EXERCISE DETAILS: Copy out the data exactly, leaving the pictures behind.

SUPPLIED ENTRIES:
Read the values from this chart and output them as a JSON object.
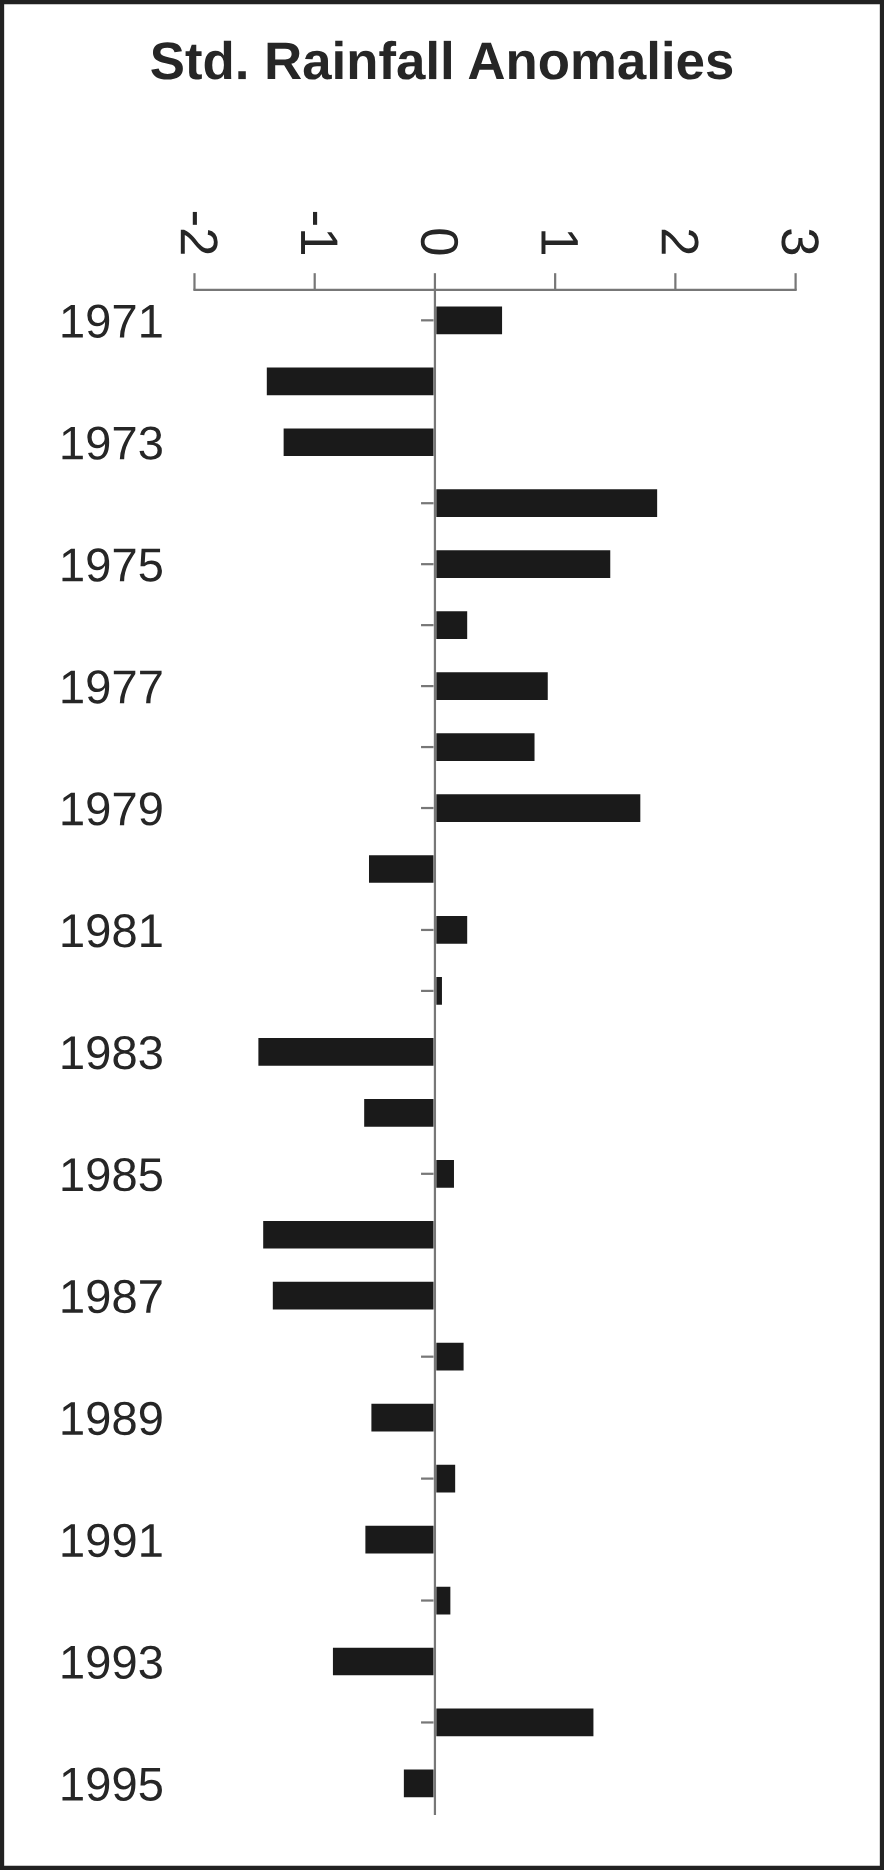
{
  "chart_data": {
    "type": "bar",
    "orientation": "horizontal",
    "title": "Std. Rainfall Anomalies",
    "categories": [
      "1971",
      null,
      "1973",
      null,
      "1975",
      null,
      "1977",
      null,
      "1979",
      null,
      "1981",
      null,
      "1983",
      null,
      "1985",
      null,
      "1987",
      null,
      "1989",
      null,
      "1991",
      null,
      "1993",
      null,
      "1995"
    ],
    "values": [
      0.57,
      -1.41,
      -1.27,
      1.86,
      1.47,
      0.28,
      0.95,
      0.84,
      1.72,
      -0.56,
      0.28,
      0.07,
      -1.48,
      -0.6,
      0.17,
      -1.44,
      -1.36,
      0.25,
      -0.54,
      0.18,
      -0.59,
      0.14,
      -0.86,
      1.33,
      -0.27
    ],
    "color": "#1a1a1a",
    "xlim": [
      -2,
      3
    ],
    "xticks": [
      -2,
      -1,
      0,
      1,
      2,
      3
    ]
  }
}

SOLUTION TO THE EXERCISE:
Read the values from this chart and output them as a JSON object.
{
  "chart_data": {
    "type": "bar",
    "orientation": "horizontal",
    "title": "Std. Rainfall Anomalies",
    "categories": [
      "1971",
      null,
      "1973",
      null,
      "1975",
      null,
      "1977",
      null,
      "1979",
      null,
      "1981",
      null,
      "1983",
      null,
      "1985",
      null,
      "1987",
      null,
      "1989",
      null,
      "1991",
      null,
      "1993",
      null,
      "1995"
    ],
    "values": [
      0.57,
      -1.41,
      -1.27,
      1.86,
      1.47,
      0.28,
      0.95,
      0.84,
      1.72,
      -0.56,
      0.28,
      0.07,
      -1.48,
      -0.6,
      0.17,
      -1.44,
      -1.36,
      0.25,
      -0.54,
      0.18,
      -0.59,
      0.14,
      -0.86,
      1.33,
      -0.27
    ],
    "color": "#1a1a1a",
    "xlim": [
      -2,
      3
    ],
    "xticks": [
      -2,
      -1,
      0,
      1,
      2,
      3
    ]
  }
}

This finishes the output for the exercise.